┌────────

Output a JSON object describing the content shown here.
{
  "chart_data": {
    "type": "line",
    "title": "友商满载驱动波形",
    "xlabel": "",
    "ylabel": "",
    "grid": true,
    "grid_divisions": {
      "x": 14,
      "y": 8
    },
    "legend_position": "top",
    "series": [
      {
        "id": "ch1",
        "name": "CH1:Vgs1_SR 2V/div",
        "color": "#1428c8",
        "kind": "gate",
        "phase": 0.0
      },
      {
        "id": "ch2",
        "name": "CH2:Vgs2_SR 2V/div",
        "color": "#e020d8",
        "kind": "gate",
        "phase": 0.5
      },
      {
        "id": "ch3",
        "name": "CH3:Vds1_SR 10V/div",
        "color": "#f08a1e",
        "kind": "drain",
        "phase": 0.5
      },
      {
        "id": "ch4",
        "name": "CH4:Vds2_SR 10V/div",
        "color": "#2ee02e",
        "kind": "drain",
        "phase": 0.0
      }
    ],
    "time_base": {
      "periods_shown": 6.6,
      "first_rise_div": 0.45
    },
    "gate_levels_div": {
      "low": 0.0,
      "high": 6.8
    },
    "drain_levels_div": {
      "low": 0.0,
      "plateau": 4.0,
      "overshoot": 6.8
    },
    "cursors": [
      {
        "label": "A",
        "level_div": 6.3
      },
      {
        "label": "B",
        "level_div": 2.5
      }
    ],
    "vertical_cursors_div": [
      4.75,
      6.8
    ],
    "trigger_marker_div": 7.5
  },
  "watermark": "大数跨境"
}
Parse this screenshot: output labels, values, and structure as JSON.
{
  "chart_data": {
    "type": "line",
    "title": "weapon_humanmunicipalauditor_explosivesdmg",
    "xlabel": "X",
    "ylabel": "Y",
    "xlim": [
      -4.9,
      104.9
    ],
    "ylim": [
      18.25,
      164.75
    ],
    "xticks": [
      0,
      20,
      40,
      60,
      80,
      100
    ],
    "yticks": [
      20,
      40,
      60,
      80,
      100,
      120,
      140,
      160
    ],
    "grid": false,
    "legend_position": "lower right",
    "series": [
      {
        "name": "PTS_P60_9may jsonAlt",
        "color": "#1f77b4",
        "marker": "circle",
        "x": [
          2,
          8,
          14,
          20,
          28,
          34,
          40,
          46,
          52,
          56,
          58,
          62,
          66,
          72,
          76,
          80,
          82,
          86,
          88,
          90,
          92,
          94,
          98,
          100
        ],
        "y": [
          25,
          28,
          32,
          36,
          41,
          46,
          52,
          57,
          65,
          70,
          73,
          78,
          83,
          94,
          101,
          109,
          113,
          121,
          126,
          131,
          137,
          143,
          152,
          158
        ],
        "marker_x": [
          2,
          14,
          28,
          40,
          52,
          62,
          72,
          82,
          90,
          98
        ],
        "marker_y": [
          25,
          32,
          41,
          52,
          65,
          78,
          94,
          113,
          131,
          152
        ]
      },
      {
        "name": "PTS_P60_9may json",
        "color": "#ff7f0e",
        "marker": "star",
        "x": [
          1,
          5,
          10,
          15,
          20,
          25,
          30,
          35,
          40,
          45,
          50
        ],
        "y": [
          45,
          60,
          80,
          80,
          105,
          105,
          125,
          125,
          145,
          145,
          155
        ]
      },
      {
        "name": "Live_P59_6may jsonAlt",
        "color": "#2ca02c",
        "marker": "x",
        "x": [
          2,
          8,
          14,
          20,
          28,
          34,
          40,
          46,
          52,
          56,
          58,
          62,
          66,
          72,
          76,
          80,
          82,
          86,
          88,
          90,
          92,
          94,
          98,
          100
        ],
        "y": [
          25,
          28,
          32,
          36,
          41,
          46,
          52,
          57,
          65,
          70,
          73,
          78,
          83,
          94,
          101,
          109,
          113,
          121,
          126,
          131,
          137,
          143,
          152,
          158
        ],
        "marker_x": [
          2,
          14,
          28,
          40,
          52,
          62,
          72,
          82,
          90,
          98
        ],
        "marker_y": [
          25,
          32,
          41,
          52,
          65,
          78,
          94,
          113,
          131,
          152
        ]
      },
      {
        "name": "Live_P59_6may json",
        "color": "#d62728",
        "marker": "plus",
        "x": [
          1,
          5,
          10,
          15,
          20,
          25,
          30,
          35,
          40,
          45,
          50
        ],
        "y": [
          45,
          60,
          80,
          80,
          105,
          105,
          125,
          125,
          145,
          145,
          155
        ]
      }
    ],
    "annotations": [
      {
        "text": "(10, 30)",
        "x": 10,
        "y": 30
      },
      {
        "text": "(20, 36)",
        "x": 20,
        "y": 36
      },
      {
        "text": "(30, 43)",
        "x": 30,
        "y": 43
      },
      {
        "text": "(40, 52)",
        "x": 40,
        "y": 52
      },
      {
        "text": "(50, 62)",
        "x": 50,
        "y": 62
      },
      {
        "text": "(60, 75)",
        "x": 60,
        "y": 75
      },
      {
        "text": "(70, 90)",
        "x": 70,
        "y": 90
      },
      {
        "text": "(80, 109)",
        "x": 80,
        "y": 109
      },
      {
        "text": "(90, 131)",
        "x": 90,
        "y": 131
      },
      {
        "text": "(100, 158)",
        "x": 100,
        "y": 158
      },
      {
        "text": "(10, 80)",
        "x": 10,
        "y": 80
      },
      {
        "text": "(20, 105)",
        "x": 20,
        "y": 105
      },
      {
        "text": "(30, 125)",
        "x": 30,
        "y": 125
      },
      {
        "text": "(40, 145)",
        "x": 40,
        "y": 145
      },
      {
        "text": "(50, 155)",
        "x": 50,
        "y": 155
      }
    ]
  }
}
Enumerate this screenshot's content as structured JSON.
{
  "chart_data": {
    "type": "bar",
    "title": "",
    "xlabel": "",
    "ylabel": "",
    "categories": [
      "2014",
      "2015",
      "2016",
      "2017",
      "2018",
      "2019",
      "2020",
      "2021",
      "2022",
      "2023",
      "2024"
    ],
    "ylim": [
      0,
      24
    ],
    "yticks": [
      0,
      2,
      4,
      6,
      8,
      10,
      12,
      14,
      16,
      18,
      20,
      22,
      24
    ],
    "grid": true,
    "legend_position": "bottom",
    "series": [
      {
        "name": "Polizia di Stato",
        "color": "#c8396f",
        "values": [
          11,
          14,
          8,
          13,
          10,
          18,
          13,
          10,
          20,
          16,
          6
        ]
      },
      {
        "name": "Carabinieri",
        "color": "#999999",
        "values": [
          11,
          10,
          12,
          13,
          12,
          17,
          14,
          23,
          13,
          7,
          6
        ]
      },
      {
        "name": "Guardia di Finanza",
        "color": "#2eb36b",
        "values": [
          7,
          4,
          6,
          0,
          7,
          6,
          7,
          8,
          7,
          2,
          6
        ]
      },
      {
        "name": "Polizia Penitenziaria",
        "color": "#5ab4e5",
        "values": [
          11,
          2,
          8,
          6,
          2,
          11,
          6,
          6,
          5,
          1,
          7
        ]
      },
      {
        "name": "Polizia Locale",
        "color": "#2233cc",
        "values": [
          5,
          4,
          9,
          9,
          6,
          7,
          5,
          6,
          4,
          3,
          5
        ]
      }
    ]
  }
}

└────────

(WRITTEN EXERCISE) Quote all of the entries verbatim.

(RESULT OF THIS EXERCISE)
Output a JSON object describing the content shown here.
{
  "chart_data": {
    "type": "line",
    "title": "友商满载驱动波形",
    "xlabel": "",
    "ylabel": "",
    "grid": true,
    "grid_divisions": {
      "x": 14,
      "y": 8
    },
    "legend_position": "top",
    "series": [
      {
        "id": "ch1",
        "name": "CH1:Vgs1_SR 2V/div",
        "color": "#1428c8",
        "kind": "gate",
        "phase": 0.0
      },
      {
        "id": "ch2",
        "name": "CH2:Vgs2_SR 2V/div",
        "color": "#e020d8",
        "kind": "gate",
        "phase": 0.5
      },
      {
        "id": "ch3",
        "name": "CH3:Vds1_SR 10V/div",
        "color": "#f08a1e",
        "kind": "drain",
        "phase": 0.5
      },
      {
        "id": "ch4",
        "name": "CH4:Vds2_SR 10V/div",
        "color": "#2ee02e",
        "kind": "drain",
        "phase": 0.0
      }
    ],
    "time_base": {
      "periods_shown": 6.6,
      "first_rise_div": 0.45
    },
    "gate_levels_div": {
      "low": 0.0,
      "high": 6.8
    },
    "drain_levels_div": {
      "low": 0.0,
      "plateau": 4.0,
      "overshoot": 6.8
    },
    "cursors": [
      {
        "label": "A",
        "level_div": 6.3
      },
      {
        "label": "B",
        "level_div": 2.5
      }
    ],
    "vertical_cursors_div": [
      4.75,
      6.8
    ],
    "trigger_marker_div": 7.5
  },
  "watermark": "大数跨境"
}
Parse this screenshot: output labels, values, and structure as JSON.
{
  "chart_data": {
    "type": "line",
    "title": "weapon_humanmunicipalauditor_explosivesdmg",
    "xlabel": "X",
    "ylabel": "Y",
    "xlim": [
      -4.9,
      104.9
    ],
    "ylim": [
      18.25,
      164.75
    ],
    "xticks": [
      0,
      20,
      40,
      60,
      80,
      100
    ],
    "yticks": [
      20,
      40,
      60,
      80,
      100,
      120,
      140,
      160
    ],
    "grid": false,
    "legend_position": "lower right",
    "series": [
      {
        "name": "PTS_P60_9may jsonAlt",
        "color": "#1f77b4",
        "marker": "circle",
        "x": [
          2,
          8,
          14,
          20,
          28,
          34,
          40,
          46,
          52,
          56,
          58,
          62,
          66,
          72,
          76,
          80,
          82,
          86,
          88,
          90,
          92,
          94,
          98,
          100
        ],
        "y": [
          25,
          28,
          32,
          36,
          41,
          46,
          52,
          57,
          65,
          70,
          73,
          78,
          83,
          94,
          101,
          109,
          113,
          121,
          126,
          131,
          137,
          143,
          152,
          158
        ],
        "marker_x": [
          2,
          14,
          28,
          40,
          52,
          62,
          72,
          82,
          90,
          98
        ],
        "marker_y": [
          25,
          32,
          41,
          52,
          65,
          78,
          94,
          113,
          131,
          152
        ]
      },
      {
        "name": "PTS_P60_9may json",
        "color": "#ff7f0e",
        "marker": "star",
        "x": [
          1,
          5,
          10,
          15,
          20,
          25,
          30,
          35,
          40,
          45,
          50
        ],
        "y": [
          45,
          60,
          80,
          80,
          105,
          105,
          125,
          125,
          145,
          145,
          155
        ]
      },
      {
        "name": "Live_P59_6may jsonAlt",
        "color": "#2ca02c",
        "marker": "x",
        "x": [
          2,
          8,
          14,
          20,
          28,
          34,
          40,
          46,
          52,
          56,
          58,
          62,
          66,
          72,
          76,
          80,
          82,
          86,
          88,
          90,
          92,
          94,
          98,
          100
        ],
        "y": [
          25,
          28,
          32,
          36,
          41,
          46,
          52,
          57,
          65,
          70,
          73,
          78,
          83,
          94,
          101,
          109,
          113,
          121,
          126,
          131,
          137,
          143,
          152,
          158
        ],
        "marker_x": [
          2,
          14,
          28,
          40,
          52,
          62,
          72,
          82,
          90,
          98
        ],
        "marker_y": [
          25,
          32,
          41,
          52,
          65,
          78,
          94,
          113,
          131,
          152
        ]
      },
      {
        "name": "Live_P59_6may json",
        "color": "#d62728",
        "marker": "plus",
        "x": [
          1,
          5,
          10,
          15,
          20,
          25,
          30,
          35,
          40,
          45,
          50
        ],
        "y": [
          45,
          60,
          80,
          80,
          105,
          105,
          125,
          125,
          145,
          145,
          155
        ]
      }
    ],
    "annotations": [
      {
        "text": "(10, 30)",
        "x": 10,
        "y": 30
      },
      {
        "text": "(20, 36)",
        "x": 20,
        "y": 36
      },
      {
        "text": "(30, 43)",
        "x": 30,
        "y": 43
      },
      {
        "text": "(40, 52)",
        "x": 40,
        "y": 52
      },
      {
        "text": "(50, 62)",
        "x": 50,
        "y": 62
      },
      {
        "text": "(60, 75)",
        "x": 60,
        "y": 75
      },
      {
        "text": "(70, 90)",
        "x": 70,
        "y": 90
      },
      {
        "text": "(80, 109)",
        "x": 80,
        "y": 109
      },
      {
        "text": "(90, 131)",
        "x": 90,
        "y": 131
      },
      {
        "text": "(100, 158)",
        "x": 100,
        "y": 158
      },
      {
        "text": "(10, 80)",
        "x": 10,
        "y": 80
      },
      {
        "text": "(20, 105)",
        "x": 20,
        "y": 105
      },
      {
        "text": "(30, 125)",
        "x": 30,
        "y": 125
      },
      {
        "text": "(40, 145)",
        "x": 40,
        "y": 145
      },
      {
        "text": "(50, 155)",
        "x": 50,
        "y": 155
      }
    ]
  }
}
Enumerate this screenshot's content as structured JSON.
{
  "chart_data": {
    "type": "bar",
    "title": "",
    "xlabel": "",
    "ylabel": "",
    "categories": [
      "2014",
      "2015",
      "2016",
      "2017",
      "2018",
      "2019",
      "2020",
      "2021",
      "2022",
      "2023",
      "2024"
    ],
    "ylim": [
      0,
      24
    ],
    "yticks": [
      0,
      2,
      4,
      6,
      8,
      10,
      12,
      14,
      16,
      18,
      20,
      22,
      24
    ],
    "grid": true,
    "legend_position": "bottom",
    "series": [
      {
        "name": "Polizia di Stato",
        "color": "#c8396f",
        "values": [
          11,
          14,
          8,
          13,
          10,
          18,
          13,
          10,
          20,
          16,
          6
        ]
      },
      {
        "name": "Carabinieri",
        "color": "#999999",
        "values": [
          11,
          10,
          12,
          13,
          12,
          17,
          14,
          23,
          13,
          7,
          6
        ]
      },
      {
        "name": "Guardia di Finanza",
        "color": "#2eb36b",
        "values": [
          7,
          4,
          6,
          0,
          7,
          6,
          7,
          8,
          7,
          2,
          6
        ]
      },
      {
        "name": "Polizia Penitenziaria",
        "color": "#5ab4e5",
        "values": [
          11,
          2,
          8,
          6,
          2,
          11,
          6,
          6,
          5,
          1,
          7
        ]
      },
      {
        "name": "Polizia Locale",
        "color": "#2233cc",
        "values": [
          5,
          4,
          9,
          9,
          6,
          7,
          5,
          6,
          4,
          3,
          5
        ]
      }
    ]
  }
}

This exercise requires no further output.